WORK TO BE COMPLETED: Read the records and gather each line that includes "marker".

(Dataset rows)
· · ·

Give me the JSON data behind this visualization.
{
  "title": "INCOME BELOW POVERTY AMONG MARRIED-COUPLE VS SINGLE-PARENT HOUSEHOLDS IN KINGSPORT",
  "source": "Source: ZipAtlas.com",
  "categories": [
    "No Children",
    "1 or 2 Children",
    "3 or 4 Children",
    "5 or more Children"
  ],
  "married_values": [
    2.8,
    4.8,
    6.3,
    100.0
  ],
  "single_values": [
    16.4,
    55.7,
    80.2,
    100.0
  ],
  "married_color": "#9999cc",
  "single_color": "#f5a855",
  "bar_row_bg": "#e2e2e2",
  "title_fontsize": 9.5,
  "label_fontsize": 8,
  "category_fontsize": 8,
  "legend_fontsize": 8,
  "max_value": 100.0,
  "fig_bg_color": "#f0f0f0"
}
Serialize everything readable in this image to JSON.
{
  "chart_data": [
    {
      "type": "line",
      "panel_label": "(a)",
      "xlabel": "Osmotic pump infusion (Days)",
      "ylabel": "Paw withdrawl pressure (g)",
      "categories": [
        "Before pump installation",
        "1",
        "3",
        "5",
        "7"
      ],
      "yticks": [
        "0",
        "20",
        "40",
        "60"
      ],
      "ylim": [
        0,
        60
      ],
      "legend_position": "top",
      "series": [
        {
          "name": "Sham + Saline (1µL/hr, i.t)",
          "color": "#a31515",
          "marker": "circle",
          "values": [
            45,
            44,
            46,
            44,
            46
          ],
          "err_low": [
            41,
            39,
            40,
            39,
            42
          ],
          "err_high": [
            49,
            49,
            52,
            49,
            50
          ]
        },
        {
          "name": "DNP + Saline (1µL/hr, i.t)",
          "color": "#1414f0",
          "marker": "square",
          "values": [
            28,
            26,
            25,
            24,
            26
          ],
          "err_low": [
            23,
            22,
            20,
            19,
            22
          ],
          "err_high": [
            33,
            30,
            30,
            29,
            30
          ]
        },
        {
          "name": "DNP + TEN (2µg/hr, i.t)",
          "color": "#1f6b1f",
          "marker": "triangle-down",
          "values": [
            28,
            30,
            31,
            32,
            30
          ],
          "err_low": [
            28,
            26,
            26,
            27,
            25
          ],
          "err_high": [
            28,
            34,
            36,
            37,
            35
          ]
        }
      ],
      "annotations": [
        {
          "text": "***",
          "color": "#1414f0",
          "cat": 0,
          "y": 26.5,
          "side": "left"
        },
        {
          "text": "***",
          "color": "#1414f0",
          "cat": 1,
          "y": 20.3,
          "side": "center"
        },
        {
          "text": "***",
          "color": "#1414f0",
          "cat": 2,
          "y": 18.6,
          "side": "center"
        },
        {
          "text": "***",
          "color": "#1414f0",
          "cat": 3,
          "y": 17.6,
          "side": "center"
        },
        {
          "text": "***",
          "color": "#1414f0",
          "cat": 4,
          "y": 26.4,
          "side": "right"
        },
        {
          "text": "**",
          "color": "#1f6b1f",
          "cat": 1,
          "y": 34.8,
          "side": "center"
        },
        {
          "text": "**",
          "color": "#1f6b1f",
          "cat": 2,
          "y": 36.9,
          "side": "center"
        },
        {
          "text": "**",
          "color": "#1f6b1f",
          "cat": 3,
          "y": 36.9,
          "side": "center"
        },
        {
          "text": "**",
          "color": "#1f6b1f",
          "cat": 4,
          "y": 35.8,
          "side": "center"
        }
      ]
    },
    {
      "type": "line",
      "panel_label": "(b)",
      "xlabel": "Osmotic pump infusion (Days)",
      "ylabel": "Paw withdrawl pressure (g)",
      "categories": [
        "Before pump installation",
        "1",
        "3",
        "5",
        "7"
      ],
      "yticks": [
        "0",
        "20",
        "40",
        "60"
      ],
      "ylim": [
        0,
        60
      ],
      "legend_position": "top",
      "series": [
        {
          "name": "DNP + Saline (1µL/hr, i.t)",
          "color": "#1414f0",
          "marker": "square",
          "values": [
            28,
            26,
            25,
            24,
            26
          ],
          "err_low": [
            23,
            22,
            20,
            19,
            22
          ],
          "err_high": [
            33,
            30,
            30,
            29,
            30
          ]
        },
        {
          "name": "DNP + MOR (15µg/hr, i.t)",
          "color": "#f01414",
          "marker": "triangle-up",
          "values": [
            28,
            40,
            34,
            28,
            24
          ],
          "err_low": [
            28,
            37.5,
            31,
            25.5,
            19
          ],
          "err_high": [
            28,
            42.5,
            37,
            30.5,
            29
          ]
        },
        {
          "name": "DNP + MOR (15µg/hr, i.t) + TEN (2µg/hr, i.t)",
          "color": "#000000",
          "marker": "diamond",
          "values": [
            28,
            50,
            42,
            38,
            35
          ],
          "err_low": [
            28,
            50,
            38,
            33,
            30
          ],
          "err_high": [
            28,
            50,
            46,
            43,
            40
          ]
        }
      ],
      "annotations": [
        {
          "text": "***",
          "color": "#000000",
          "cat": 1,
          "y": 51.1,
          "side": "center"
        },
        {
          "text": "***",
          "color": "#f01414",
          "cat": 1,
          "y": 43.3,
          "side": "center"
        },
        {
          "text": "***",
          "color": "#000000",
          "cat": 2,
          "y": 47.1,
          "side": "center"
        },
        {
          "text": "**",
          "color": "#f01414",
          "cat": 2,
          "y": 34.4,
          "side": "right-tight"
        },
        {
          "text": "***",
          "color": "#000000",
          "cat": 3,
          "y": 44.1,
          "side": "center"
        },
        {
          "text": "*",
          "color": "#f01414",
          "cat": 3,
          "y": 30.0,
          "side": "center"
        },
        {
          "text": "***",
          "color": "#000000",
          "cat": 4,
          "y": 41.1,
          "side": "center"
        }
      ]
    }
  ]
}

· · ·

COMPLETED EXERCISE:
          "marker": "circle",
          "marker": "square",
          "marker": "triangle-down",
          "marker": "square",
          "marker": "triangle-up",
          "marker": "diamond",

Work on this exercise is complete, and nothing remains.